LESETEXT
Zur Vorbereitung der drei bevorstehenden Tarifbewegungen in der Metall-, Stahl und Textil- und Bekleidungsindustrie diene auch die aktuell online stattfindende Beschäftigtenbefragung. Ziel der Befragung, die unter dem Motto „Kurs bestimmen“ stehe, sei es, Meinungen, Haltungen und Bewertungen der Beschäftigten zu betrieblichen, tariflichen und den aktuellen wirtschaftlichen Fragen zu erheben. „Es geht darum, wie die Beschäftigten die vergangenen Monate erlebt haben – und wie sie die Herausforderungen der kommenden Monate einschätzen“, so Clarissa Bader.
Mathias Hillbrandt zeigte die Mitgliederentwicklung und die finanzielle Ausstattung der neuen Geschäftsstelle auf. Einen Dank startete er den Kolleginnen in den Büros ab, denen es durch unermüdliche telefonische Gespräche gelungen sei, 15 bis 25 Prozent von austrittswilligen Mitgliedern in der IG Metall zu halten. Der 2. Bevollmächtigte berichtete über die Umbaupläne in Gevelsberg, dem künftigen Sitz der neuen Geschäftsstelle sowie über die Neugestaltung der Anlaufpunkte für die Mitglieder an den bisherigen Orten Witten und Wuppertal.

Nazis keine Stimme und keinen Platz in den Betrieben und der Gesellschaft.
In der Aussprache wiesen Kollegen wie Jakobus Fröhlich und Heinz Vöhringer auf die Notwendigkeit der betrieblichen Abwehrkämpfe hin. Heinrich Vogel hob die Bedeutung des Handwerks hervor. Fritz Hickler begrüßte, dass das Thema kollektive Arbeitszeitverkürzung wieder auf die tarifpolitische Agenda kommen soll. Und die Jugend- und Auszubildendenvertreterin Clara Klingender sprach die Probleme der Jugendlichen vor allem das Thema „Übernahme nach der Ausbildung“ an.
Clarissa Bader verabschiedete mit einer herzlichen Laudatio Kollegin Sigrid Haibach, die nach ihrer Tätigkeit in der Bezirksleitung Hagen und Wuppertal, lange Jahre als Verwaltungsangestellte in der Geschäftsstelle Gevelsberg-Hattingen tätig war. Die Delegierten dankten ihr für ihre Arbeit mit einem stehenden Applaus.
Beide Bevollmächtigten unterstrichen abschließend, wie wichtig der Kampf gegen die gesellschaftliche Spaltung und die Rechtsentwicklung in unserem Land sei. Arbeitslosigkeit und prekäre Arbeitsverhältnisse würden rechtes und autoritäres Gedankengut befördern. Dagegen müssten Gewerkschafter*innen aufstehen – das heißt: aufklären und für Alternativen kämpfen. Es müsse gelten: Nazis keine Stimme und keinen Platz in den Betrieben und der Gesellschaft.

ZIEL DER AUFGABE
Beantworte folgende Fragen zum Lesetext:
1. Unter welchem Motto steht die Beschäftigtenbefragung?
2. Wie viel Prozent der austrittswilligen Mitglieder konnten in der IG Metall gehalten werden?
3. Welcher Ort wird künftiger Sitz der neuen Geschäftsstelle?
Das Material spielt dabei keine Rolle.

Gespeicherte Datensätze
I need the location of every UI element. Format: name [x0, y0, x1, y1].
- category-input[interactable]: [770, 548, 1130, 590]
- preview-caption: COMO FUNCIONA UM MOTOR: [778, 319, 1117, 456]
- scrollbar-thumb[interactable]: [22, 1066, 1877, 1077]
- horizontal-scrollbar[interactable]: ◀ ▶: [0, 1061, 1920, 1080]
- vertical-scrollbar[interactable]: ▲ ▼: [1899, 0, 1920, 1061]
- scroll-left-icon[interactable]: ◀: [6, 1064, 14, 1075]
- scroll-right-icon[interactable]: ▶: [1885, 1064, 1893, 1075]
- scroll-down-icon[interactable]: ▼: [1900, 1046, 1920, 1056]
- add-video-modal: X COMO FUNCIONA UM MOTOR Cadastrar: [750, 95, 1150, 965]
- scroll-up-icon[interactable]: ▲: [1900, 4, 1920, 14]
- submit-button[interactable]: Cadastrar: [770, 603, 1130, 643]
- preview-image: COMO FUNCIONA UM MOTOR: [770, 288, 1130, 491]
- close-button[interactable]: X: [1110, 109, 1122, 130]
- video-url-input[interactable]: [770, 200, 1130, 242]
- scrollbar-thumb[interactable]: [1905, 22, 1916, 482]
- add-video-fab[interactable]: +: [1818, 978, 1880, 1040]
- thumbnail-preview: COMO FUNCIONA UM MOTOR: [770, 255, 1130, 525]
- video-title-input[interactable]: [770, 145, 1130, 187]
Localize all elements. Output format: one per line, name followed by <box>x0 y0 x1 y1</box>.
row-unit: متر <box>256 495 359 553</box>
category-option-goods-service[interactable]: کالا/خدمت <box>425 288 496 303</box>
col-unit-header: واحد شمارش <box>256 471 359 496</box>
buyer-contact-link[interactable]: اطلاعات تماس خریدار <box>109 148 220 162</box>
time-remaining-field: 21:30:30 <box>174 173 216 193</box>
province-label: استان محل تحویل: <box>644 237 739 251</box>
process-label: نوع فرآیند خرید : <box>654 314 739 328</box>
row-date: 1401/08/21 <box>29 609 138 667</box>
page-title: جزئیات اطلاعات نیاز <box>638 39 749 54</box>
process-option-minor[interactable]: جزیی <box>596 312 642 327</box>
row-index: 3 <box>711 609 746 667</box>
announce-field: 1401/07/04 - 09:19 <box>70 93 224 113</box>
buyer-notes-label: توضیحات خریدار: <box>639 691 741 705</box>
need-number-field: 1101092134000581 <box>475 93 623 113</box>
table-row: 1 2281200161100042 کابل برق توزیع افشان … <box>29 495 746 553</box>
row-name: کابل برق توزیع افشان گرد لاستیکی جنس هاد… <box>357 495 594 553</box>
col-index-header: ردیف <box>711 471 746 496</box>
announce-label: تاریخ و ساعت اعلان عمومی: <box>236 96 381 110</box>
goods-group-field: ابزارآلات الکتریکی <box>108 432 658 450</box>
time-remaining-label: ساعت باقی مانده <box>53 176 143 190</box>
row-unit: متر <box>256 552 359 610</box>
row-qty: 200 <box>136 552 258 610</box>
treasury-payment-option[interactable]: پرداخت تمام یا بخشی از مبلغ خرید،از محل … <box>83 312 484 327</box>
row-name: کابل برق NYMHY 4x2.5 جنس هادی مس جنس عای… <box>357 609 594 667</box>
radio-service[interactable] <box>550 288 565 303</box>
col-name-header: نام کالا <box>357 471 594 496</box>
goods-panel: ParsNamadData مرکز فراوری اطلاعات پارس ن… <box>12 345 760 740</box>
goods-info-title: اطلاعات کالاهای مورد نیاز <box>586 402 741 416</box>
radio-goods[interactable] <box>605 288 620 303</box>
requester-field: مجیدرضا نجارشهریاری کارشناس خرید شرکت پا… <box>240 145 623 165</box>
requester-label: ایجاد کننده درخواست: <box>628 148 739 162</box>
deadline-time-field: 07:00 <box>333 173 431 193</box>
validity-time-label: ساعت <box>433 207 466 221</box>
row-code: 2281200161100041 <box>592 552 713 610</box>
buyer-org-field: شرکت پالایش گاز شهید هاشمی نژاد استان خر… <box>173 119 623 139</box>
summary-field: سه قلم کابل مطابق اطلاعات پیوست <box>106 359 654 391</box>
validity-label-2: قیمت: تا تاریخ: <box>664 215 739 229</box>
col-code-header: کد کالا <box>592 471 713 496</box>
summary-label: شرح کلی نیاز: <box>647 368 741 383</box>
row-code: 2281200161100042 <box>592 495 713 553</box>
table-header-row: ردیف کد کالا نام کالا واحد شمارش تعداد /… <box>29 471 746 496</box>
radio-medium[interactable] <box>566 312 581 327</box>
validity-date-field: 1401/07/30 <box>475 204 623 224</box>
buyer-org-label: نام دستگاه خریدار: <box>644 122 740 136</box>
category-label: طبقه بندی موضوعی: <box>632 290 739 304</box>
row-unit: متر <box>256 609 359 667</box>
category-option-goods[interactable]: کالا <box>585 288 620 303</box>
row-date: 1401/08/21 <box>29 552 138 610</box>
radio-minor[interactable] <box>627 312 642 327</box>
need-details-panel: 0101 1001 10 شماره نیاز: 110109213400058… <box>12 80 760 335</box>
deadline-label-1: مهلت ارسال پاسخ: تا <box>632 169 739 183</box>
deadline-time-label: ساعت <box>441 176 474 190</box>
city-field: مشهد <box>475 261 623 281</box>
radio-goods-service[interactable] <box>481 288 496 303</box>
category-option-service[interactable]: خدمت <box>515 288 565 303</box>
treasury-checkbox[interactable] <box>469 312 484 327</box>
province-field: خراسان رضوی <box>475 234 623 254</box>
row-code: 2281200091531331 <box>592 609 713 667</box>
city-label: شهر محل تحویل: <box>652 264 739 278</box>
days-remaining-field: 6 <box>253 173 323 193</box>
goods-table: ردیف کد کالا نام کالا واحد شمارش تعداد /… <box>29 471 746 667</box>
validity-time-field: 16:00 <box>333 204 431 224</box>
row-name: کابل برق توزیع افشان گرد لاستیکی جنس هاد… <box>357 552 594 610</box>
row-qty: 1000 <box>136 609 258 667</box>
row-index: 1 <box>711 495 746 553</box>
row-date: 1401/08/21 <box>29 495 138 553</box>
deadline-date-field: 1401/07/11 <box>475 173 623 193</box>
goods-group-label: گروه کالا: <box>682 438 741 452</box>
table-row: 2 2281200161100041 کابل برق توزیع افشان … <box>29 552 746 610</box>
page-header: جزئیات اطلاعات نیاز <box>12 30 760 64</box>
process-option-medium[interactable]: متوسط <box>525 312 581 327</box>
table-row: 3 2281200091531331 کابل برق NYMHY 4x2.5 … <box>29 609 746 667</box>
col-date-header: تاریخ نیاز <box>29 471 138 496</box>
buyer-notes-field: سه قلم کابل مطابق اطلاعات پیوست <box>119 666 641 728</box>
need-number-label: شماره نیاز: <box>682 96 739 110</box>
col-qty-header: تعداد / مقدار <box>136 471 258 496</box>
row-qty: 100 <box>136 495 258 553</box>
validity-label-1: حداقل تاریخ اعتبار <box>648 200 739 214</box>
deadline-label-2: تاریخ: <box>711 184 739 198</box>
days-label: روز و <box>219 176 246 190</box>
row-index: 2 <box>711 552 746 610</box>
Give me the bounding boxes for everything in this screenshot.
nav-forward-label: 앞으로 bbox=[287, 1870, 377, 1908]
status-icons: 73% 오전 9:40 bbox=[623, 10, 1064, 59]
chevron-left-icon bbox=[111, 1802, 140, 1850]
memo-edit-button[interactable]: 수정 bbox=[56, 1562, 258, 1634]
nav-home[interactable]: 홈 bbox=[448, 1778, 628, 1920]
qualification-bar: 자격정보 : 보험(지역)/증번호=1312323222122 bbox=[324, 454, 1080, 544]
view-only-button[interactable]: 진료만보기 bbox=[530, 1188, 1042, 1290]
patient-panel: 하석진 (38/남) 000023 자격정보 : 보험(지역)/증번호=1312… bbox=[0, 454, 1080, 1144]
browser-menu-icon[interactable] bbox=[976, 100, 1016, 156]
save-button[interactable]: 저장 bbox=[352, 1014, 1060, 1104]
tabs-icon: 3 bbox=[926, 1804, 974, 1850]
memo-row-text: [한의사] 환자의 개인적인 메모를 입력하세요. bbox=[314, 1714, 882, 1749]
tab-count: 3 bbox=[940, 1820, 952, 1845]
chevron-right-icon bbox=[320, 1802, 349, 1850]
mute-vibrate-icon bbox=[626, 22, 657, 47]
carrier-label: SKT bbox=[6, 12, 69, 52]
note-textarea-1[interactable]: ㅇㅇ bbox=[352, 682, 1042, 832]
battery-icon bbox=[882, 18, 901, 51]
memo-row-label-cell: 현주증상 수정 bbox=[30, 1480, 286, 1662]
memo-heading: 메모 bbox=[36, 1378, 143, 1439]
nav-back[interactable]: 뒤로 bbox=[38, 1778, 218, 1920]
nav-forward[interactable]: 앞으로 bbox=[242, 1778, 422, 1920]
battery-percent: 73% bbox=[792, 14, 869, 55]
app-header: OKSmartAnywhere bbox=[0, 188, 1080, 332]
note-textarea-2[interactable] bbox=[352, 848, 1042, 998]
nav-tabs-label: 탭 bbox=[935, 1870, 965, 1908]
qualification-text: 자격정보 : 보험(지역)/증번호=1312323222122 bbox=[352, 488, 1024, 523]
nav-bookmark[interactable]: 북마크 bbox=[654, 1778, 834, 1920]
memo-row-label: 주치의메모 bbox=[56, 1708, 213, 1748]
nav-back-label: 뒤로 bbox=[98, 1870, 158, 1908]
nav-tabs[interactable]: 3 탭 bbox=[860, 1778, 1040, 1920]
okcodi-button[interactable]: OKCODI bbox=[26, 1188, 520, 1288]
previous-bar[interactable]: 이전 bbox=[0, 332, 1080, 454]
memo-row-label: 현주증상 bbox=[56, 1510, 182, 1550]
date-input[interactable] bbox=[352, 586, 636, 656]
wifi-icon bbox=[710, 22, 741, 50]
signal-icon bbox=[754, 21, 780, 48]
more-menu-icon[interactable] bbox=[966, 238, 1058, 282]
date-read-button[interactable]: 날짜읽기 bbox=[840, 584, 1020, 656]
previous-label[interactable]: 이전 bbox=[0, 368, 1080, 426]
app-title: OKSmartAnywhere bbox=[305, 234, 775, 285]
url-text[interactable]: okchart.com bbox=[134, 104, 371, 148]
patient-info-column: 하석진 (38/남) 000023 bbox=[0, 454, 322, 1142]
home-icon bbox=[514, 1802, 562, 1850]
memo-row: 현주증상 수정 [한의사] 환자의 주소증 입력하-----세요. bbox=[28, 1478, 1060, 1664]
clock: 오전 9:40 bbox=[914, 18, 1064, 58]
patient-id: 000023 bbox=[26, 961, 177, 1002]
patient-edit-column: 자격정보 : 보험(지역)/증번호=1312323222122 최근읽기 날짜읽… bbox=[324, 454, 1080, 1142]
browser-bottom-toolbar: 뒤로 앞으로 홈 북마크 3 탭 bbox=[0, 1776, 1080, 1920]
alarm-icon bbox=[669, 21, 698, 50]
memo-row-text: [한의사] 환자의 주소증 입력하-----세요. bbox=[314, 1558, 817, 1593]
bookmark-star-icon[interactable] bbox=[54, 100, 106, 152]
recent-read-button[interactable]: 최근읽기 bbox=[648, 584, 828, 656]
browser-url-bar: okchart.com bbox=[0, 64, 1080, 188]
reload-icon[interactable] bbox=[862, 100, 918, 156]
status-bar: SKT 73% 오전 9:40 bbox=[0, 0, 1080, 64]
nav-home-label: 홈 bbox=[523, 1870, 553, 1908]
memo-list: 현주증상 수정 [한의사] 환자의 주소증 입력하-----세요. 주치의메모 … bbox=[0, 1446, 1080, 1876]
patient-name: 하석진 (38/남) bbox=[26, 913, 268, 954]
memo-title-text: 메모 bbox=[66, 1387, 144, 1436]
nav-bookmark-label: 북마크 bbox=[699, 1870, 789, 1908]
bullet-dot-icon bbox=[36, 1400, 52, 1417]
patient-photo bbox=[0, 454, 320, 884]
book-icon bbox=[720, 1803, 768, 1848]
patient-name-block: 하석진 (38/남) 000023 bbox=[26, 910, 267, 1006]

LÖSUNG
1. „Kurs bestimmen“
2. 15 bis 25 Prozent
3. Gevelsberg